— BEGIN STORED RECORDS —

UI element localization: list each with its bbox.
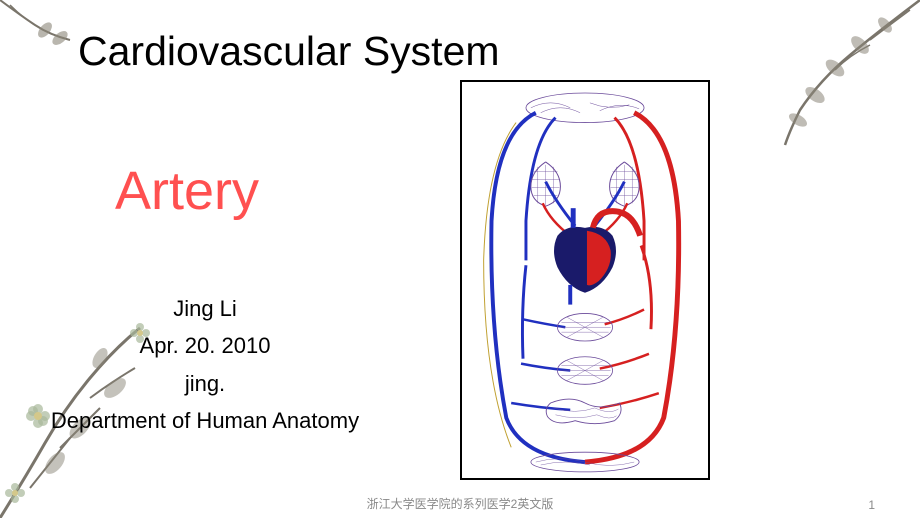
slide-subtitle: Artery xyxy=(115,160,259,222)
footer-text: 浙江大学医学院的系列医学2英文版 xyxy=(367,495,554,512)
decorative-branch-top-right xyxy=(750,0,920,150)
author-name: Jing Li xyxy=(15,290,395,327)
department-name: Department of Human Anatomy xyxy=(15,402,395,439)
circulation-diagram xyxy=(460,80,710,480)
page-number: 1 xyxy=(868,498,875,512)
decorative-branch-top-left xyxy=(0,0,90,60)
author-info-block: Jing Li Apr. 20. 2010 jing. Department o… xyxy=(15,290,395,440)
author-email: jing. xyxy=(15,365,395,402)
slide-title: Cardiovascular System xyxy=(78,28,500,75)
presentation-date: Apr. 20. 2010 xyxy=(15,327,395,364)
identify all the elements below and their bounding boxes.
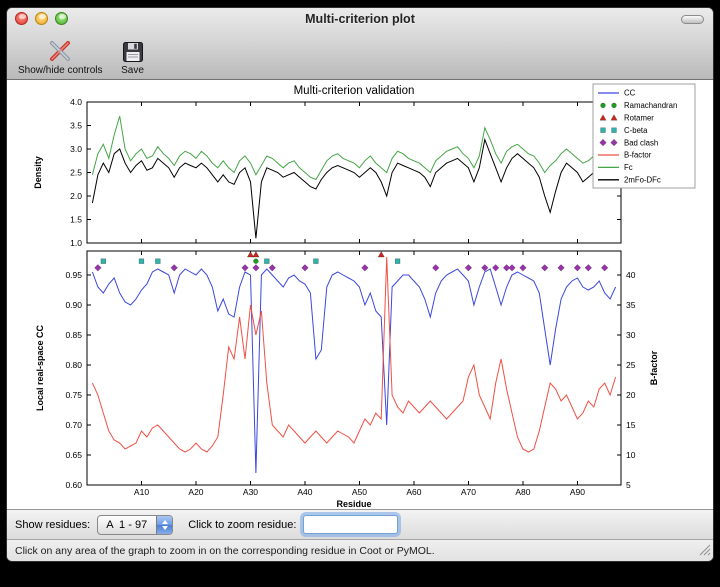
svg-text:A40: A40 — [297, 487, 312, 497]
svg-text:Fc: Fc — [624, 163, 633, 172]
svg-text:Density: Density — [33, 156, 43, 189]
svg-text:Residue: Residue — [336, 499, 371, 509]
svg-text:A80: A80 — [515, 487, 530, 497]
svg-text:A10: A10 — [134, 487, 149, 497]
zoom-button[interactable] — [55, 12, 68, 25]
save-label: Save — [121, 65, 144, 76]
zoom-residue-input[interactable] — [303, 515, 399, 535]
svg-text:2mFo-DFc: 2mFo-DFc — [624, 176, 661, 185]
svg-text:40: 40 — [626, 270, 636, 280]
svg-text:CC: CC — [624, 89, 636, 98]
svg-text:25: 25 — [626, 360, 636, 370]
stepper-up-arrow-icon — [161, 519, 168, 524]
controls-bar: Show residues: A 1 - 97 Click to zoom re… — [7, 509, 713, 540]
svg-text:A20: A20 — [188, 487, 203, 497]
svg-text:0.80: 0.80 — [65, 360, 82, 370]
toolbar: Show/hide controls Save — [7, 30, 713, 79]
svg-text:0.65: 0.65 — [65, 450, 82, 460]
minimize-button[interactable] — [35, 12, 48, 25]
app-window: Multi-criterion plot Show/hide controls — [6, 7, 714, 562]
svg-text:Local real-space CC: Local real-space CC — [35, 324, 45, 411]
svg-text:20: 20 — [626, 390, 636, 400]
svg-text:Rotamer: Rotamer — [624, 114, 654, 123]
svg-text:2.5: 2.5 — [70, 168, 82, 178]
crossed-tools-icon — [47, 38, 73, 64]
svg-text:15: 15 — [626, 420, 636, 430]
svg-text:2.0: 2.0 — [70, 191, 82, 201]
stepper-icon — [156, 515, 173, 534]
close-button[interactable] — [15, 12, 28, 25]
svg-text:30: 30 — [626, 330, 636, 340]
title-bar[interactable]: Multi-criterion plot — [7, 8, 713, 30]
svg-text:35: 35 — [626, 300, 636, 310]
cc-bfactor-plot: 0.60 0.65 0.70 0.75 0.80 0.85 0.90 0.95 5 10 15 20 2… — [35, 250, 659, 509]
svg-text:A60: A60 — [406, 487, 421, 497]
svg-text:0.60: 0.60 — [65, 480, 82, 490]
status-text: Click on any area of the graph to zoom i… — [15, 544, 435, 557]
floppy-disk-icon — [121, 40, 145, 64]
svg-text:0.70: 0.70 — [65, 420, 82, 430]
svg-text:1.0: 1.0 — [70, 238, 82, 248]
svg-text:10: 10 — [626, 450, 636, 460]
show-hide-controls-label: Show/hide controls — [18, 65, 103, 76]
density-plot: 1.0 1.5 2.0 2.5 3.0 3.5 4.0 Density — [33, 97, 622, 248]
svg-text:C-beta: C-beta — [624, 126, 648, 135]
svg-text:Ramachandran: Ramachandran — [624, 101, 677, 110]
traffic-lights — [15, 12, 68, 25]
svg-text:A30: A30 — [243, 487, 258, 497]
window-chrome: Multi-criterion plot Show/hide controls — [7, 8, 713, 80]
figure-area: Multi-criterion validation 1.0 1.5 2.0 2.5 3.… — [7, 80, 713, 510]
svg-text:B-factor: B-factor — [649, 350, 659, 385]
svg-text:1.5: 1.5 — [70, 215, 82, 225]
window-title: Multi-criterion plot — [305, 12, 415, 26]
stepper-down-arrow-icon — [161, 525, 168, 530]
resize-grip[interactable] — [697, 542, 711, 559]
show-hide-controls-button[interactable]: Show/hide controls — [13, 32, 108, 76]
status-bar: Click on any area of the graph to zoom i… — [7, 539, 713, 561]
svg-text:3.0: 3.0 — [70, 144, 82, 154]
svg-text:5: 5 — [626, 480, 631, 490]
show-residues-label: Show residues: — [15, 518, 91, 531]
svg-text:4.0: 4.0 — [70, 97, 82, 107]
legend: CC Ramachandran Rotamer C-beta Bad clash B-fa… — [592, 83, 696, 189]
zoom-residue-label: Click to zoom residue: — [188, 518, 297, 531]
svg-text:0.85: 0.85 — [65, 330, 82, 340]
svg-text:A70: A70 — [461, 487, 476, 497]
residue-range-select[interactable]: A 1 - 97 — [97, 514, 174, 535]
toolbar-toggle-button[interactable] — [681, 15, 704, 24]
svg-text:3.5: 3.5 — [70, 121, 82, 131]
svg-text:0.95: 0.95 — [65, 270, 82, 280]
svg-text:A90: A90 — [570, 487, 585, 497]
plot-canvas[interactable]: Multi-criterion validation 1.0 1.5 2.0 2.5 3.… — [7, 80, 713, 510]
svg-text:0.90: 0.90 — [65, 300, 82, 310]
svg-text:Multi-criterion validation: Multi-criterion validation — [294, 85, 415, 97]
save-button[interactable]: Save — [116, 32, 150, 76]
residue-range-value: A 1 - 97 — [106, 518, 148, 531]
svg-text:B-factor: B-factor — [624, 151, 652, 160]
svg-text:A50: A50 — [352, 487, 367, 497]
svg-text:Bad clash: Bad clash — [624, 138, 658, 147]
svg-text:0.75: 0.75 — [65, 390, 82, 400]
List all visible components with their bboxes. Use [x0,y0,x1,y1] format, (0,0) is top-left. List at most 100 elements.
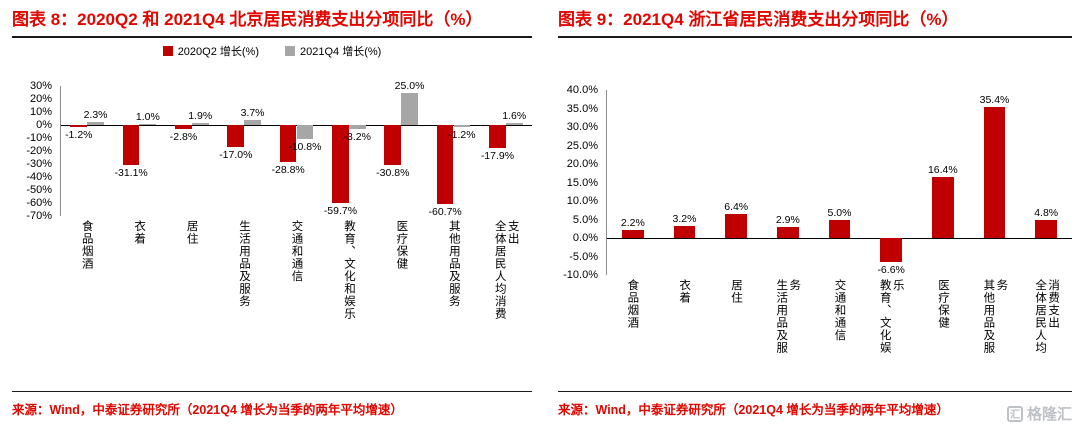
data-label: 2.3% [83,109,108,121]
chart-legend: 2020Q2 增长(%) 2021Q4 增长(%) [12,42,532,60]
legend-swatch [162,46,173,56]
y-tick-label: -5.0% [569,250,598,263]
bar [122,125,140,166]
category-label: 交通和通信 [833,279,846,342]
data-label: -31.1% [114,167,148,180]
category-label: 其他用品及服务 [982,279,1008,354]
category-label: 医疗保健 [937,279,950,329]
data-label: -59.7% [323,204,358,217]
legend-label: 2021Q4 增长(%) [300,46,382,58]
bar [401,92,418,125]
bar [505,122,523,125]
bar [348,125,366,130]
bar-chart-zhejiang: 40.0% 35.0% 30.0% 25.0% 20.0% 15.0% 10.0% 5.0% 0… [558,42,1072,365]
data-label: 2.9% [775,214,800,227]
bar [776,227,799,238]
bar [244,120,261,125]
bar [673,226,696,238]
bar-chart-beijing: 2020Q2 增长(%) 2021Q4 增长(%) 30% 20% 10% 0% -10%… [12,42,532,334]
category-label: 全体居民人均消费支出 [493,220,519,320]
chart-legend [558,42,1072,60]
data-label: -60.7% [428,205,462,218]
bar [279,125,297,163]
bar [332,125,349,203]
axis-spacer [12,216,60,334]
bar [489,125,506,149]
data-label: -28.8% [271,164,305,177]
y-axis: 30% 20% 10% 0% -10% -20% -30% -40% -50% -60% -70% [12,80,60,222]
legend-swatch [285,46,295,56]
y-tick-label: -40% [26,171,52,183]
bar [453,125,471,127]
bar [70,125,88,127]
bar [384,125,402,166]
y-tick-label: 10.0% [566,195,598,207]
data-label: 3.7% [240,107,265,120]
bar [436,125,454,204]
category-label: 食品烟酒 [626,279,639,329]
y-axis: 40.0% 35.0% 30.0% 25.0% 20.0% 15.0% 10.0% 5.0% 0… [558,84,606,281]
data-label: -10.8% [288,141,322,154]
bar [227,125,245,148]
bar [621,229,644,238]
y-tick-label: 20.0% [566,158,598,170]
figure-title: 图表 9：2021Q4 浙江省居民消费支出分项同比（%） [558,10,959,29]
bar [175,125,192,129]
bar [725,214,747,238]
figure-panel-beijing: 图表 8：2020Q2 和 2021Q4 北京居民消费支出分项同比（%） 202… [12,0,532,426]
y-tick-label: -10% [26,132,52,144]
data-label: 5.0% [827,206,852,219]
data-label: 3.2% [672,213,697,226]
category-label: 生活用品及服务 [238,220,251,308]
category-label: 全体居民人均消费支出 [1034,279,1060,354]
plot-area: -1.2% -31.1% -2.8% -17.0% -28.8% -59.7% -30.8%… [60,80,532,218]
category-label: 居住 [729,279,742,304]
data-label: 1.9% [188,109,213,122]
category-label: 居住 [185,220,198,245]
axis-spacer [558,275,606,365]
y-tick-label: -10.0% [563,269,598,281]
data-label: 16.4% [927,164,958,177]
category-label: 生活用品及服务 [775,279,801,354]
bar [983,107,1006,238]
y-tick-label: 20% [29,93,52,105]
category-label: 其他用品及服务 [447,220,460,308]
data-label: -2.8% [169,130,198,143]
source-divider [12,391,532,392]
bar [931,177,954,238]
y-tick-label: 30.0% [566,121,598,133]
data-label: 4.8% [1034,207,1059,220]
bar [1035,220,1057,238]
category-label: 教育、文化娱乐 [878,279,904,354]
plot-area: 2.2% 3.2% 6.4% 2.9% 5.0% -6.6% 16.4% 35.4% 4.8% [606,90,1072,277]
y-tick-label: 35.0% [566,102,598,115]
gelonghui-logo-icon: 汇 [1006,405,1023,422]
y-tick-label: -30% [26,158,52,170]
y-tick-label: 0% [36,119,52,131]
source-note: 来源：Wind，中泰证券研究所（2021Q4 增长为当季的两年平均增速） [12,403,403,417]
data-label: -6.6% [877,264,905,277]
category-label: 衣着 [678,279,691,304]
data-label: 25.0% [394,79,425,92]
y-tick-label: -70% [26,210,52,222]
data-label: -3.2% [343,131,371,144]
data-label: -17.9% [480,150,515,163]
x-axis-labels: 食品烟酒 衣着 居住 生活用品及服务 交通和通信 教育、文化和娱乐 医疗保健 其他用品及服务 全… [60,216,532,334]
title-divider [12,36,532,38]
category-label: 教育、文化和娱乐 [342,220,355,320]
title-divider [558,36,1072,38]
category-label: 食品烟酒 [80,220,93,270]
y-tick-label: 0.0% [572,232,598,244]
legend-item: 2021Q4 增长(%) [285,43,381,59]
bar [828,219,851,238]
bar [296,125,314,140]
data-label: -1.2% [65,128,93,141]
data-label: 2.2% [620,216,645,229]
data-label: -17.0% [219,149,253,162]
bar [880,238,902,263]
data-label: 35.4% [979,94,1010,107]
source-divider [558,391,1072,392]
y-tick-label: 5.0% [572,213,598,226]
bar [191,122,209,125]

— END STORED RECORDS —

WORK INSTRUCTIONS:
Repeat the entries starting with the line that contains "slide-subtitle: Artery xyxy=(115,160,259,222)" and going on through the line that contains "identify all the".

RESPONSE BELOW:
slide-subtitle: Artery xyxy=(115,160,259,222)
footer-text: 浙江大学医学院的系列医学2英文版 xyxy=(367,495,554,512)
decorative-branch-top-right xyxy=(750,0,920,150)
author-name: Jing Li xyxy=(15,290,395,327)
department-name: Department of Human Anatomy xyxy=(15,402,395,439)
circulation-diagram xyxy=(460,80,710,480)
page-number: 1 xyxy=(868,498,875,512)
decorative-branch-top-left xyxy=(0,0,90,60)
author-info-block: Jing Li Apr. 20. 2010 jing. Department o… xyxy=(15,290,395,440)
author-email: jing. xyxy=(15,365,395,402)
slide-title: Cardiovascular System xyxy=(78,28,500,75)
presentation-date: Apr. 20. 2010 xyxy=(15,327,395,364)
identify all the elements below and their bounding boxes.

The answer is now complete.